#### [Supplied records]
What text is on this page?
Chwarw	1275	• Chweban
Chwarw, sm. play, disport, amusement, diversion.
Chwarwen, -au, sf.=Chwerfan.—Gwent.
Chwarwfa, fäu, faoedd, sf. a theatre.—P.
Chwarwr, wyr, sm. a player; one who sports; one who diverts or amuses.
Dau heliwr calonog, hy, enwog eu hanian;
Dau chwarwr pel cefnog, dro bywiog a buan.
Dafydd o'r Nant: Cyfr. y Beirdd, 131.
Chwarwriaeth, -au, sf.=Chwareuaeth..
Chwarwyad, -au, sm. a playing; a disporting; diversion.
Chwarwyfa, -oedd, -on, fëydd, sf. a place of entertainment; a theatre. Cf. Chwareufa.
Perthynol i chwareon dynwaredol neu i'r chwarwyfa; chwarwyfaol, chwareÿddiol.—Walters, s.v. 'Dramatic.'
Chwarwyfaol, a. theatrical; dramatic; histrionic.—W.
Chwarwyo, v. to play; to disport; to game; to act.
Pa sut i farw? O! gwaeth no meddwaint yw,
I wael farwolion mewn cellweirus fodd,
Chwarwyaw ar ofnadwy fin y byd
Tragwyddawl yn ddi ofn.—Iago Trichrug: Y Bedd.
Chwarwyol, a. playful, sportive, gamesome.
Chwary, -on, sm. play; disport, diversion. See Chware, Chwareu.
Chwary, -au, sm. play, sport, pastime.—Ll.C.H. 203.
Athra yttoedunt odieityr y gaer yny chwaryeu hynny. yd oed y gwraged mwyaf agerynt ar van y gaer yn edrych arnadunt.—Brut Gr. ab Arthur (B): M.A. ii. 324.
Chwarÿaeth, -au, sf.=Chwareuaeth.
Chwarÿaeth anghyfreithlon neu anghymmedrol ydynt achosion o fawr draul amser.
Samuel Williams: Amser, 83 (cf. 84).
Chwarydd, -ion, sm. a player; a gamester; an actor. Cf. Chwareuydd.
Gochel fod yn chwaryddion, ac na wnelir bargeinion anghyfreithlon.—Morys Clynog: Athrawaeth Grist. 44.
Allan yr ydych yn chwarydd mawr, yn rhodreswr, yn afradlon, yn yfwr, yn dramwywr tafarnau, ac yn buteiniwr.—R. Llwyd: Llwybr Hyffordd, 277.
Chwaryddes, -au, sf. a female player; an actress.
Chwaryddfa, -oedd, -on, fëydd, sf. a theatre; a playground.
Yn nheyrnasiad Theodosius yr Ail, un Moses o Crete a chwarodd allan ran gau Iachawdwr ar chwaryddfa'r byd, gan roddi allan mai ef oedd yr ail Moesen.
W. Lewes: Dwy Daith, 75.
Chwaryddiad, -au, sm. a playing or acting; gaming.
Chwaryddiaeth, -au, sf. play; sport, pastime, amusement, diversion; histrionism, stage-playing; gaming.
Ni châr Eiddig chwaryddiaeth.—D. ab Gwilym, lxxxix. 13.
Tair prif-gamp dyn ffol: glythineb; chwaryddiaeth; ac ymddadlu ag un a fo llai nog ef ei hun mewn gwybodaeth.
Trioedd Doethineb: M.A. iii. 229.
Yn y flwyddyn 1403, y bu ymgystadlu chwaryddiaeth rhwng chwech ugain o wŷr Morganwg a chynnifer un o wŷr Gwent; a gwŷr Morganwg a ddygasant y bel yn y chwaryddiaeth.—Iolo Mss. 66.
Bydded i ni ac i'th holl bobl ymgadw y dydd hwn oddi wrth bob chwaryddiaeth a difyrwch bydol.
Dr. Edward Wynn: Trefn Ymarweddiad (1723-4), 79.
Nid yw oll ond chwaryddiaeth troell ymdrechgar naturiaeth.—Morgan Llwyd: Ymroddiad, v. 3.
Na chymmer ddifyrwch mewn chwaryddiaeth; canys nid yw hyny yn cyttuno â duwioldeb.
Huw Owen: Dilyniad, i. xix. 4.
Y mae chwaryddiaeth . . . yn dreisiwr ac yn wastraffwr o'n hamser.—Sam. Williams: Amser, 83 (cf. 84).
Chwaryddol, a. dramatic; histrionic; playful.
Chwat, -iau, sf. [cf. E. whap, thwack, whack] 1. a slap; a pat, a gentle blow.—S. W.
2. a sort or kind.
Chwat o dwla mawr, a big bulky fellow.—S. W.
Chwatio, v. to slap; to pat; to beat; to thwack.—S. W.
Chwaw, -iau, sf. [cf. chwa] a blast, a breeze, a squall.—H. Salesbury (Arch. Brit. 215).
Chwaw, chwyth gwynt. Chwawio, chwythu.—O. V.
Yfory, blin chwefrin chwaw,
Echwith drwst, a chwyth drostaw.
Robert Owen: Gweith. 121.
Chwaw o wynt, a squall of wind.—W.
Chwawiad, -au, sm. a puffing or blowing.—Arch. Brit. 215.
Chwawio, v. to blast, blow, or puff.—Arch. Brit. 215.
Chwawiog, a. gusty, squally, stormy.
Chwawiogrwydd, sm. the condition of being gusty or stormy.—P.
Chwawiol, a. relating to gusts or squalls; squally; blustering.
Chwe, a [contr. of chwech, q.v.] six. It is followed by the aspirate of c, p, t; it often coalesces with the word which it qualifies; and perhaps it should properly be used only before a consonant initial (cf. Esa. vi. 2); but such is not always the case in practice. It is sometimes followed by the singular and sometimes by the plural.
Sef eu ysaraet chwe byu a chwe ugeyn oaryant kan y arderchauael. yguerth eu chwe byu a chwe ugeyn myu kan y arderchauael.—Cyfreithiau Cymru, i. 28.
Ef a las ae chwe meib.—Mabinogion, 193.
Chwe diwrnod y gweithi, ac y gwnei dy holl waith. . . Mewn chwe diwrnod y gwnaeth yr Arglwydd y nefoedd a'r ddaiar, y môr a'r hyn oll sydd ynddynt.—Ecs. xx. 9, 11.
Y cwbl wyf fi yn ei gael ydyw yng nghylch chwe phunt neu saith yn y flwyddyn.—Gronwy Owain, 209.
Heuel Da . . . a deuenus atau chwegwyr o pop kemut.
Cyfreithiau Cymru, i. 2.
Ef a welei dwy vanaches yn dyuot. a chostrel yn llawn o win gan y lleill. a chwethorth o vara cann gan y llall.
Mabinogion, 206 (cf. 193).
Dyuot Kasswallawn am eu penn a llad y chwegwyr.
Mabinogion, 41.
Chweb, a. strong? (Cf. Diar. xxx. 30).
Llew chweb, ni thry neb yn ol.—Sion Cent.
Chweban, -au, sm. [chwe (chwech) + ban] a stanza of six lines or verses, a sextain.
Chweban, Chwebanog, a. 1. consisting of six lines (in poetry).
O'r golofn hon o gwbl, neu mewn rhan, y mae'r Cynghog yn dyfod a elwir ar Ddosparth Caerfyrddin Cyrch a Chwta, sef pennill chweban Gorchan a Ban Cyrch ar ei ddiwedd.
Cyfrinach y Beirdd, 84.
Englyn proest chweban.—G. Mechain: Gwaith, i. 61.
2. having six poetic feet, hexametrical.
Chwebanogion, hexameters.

#### [Exercise directions]
Copy the data above exactly. Every line must be included.

#### [Task response]
What text is on this page?
Chwarw	1275	• Chweban
Chwarw, sm. play, disport, amusement, diversion.
Chwarwen, -au, sf.=Chwerfan.—Gwent.
Chwarwfa, fäu, faoedd, sf. a theatre.—P.
Chwarwr, wyr, sm. a player; one who sports; one who diverts or amuses.
Dau heliwr calonog, hy, enwog eu hanian;
Dau chwarwr pel cefnog, dro bywiog a buan.
Dafydd o'r Nant: Cyfr. y Beirdd, 131.
Chwarwriaeth, -au, sf.=Chwareuaeth..
Chwarwyad, -au, sm. a playing; a disporting; diversion.
Chwarwyfa, -oedd, -on, fëydd, sf. a place of entertainment; a theatre. Cf. Chwareufa.
Perthynol i chwareon dynwaredol neu i'r chwarwyfa; chwarwyfaol, chwareÿddiol.—Walters, s.v. 'Dramatic.'
Chwarwyfaol, a. theatrical; dramatic; histrionic.—W.
Chwarwyo, v. to play; to disport; to game; to act.
Pa sut i farw? O! gwaeth no meddwaint yw,
I wael farwolion mewn cellweirus fodd,
Chwarwyaw ar ofnadwy fin y byd
Tragwyddawl yn ddi ofn.—Iago Trichrug: Y Bedd.
Chwarwyol, a. playful, sportive, gamesome.
Chwary, -on, sm. play; disport, diversion. See Chware, Chwareu.
Chwary, -au, sm. play, sport, pastime.—Ll.C.H. 203.
Athra yttoedunt odieityr y gaer yny chwaryeu hynny. yd oed y gwraged mwyaf agerynt ar van y gaer yn edrych arnadunt.—Brut Gr. ab Arthur (B): M.A. ii. 324.
Chwarÿaeth, -au, sf.=Chwareuaeth.
Chwarÿaeth anghyfreithlon neu anghymmedrol ydynt achosion o fawr draul amser.
Samuel Williams: Amser, 83 (cf. 84).
Chwarydd, -ion, sm. a player; a gamester; an actor. Cf. Chwareuydd.
Gochel fod yn chwaryddion, ac na wnelir bargeinion anghyfreithlon.—Morys Clynog: Athrawaeth Grist. 44.
Allan yr ydych yn chwarydd mawr, yn rhodreswr, yn afradlon, yn yfwr, yn dramwywr tafarnau, ac yn buteiniwr.—R. Llwyd: Llwybr Hyffordd, 277.
Chwaryddes, -au, sf. a female player; an actress.
Chwaryddfa, -oedd, -on, fëydd, sf. a theatre; a playground.
Yn nheyrnasiad Theodosius yr Ail, un Moses o Crete a chwarodd allan ran gau Iachawdwr ar chwaryddfa'r byd, gan roddi allan mai ef oedd yr ail Moesen.
W. Lewes: Dwy Daith, 75.
Chwaryddiad, -au, sm. a playing or acting; gaming.
Chwaryddiaeth, -au, sf. play; sport, pastime, amusement, diversion; histrionism, stage-playing; gaming.
Ni châr Eiddig chwaryddiaeth.—D. ab Gwilym, lxxxix. 13.
Tair prif-gamp dyn ffol: glythineb; chwaryddiaeth; ac ymddadlu ag un a fo llai nog ef ei hun mewn gwybodaeth.
Trioedd Doethineb: M.A. iii. 229.
Yn y flwyddyn 1403, y bu ymgystadlu chwaryddiaeth rhwng chwech ugain o wŷr Morganwg a chynnifer un o wŷr Gwent; a gwŷr Morganwg a ddygasant y bel yn y chwaryddiaeth.—Iolo Mss. 66.
Bydded i ni ac i'th holl bobl ymgadw y dydd hwn oddi wrth bob chwaryddiaeth a difyrwch bydol.
Dr. Edward Wynn: Trefn Ymarweddiad (1723-4), 79.
Nid yw oll ond chwaryddiaeth troell ymdrechgar naturiaeth.—Morgan Llwyd: Ymroddiad, v. 3.
Na chymmer ddifyrwch mewn chwaryddiaeth; canys nid yw hyny yn cyttuno â duwioldeb.
Huw Owen: Dilyniad, i. xix. 4.
Y mae chwaryddiaeth . . . yn dreisiwr ac yn wastraffwr o'n hamser.—Sam. Williams: Amser, 83 (cf. 84).
Chwaryddol, a. dramatic; histrionic; playful.
Chwat, -iau, sf. [cf. E. whap, thwack, whack] 1. a slap; a pat, a gentle blow.—S. W.
2. a sort or kind.
Chwat o dwla mawr, a big bulky fellow.—S. W.
Chwatio, v. to slap; to pat; to beat; to thwack.—S. W.
Chwaw, -iau, sf. [cf. chwa] a blast, a breeze, a squall.—H. Salesbury (Arch. Brit. 215).
Chwaw, chwyth gwynt. Chwawio, chwythu.—O. V.
Yfory, blin chwefrin chwaw,
Echwith drwst, a chwyth drostaw.
Robert Owen: Gweith. 121.
Chwaw o wynt, a squall of wind.—W.
Chwawiad, -au, sm. a puffing or blowing.—Arch. Brit. 215.
Chwawio, v. to blast, blow, or puff.—Arch. Brit. 215.
Chwawiog, a. gusty, squally, stormy.
Chwawiogrwydd, sm. the condition of being gusty or stormy.—P.
Chwawiol, a. relating to gusts or squalls; squally; blustering.
Chwe, a [contr. of chwech, q.v.] six. It is followed by the aspirate of c, p, t; it often coalesces with the word which it qualifies; and perhaps it should properly be used only before a consonant initial (cf. Esa. vi. 2); but such is not always the case in practice. It is sometimes followed by the singular and sometimes by the plural.
Sef eu ysaraet chwe byu a chwe ugeyn oaryant kan y arderchauael. yguerth eu chwe byu a chwe ugeyn myu kan y arderchauael.—Cyfreithiau Cymru, i. 28.
Ef a las ae chwe meib.—Mabinogion, 193.
Chwe diwrnod y gweithi, ac y gwnei dy holl waith. . . Mewn chwe diwrnod y gwnaeth yr Arglwydd y nefoedd a'r ddaiar, y môr a'r hyn oll sydd ynddynt.—Ecs. xx. 9, 11.
Y cwbl wyf fi yn ei gael ydyw yng nghylch chwe phunt neu saith yn y flwyddyn.—Gronwy Owain, 209.
Heuel Da . . . a deuenus atau chwegwyr o pop kemut.
Cyfreithiau Cymru, i. 2.
Ef a welei dwy vanaches yn dyuot. a chostrel yn llawn o win gan y lleill. a chwethorth o vara cann gan y llall.
Mabinogion, 206 (cf. 193).
Dyuot Kasswallawn am eu penn a llad y chwegwyr.
Mabinogion, 41.
Chweb, a. strong? (Cf. Diar. xxx. 30).
Llew chweb, ni thry neb yn ol.—Sion Cent.
Chweban, -au, sm. [chwe (chwech) + ban] a stanza of six lines or verses, a sextain.
Chweban, Chwebanog, a. 1. consisting of six lines (in poetry).
O'r golofn hon o gwbl, neu mewn rhan, y mae'r Cynghog yn dyfod a elwir ar Ddosparth Caerfyrddin Cyrch a Chwta, sef pennill chweban Gorchan a Ban Cyrch ar ei ddiwedd.
Cyfrinach y Beirdd, 84.
Englyn proest chweban.—G. Mechain: Gwaith, i. 61.
2. having six poetic feet, hexametrical.
Chwebanogion, hexameters.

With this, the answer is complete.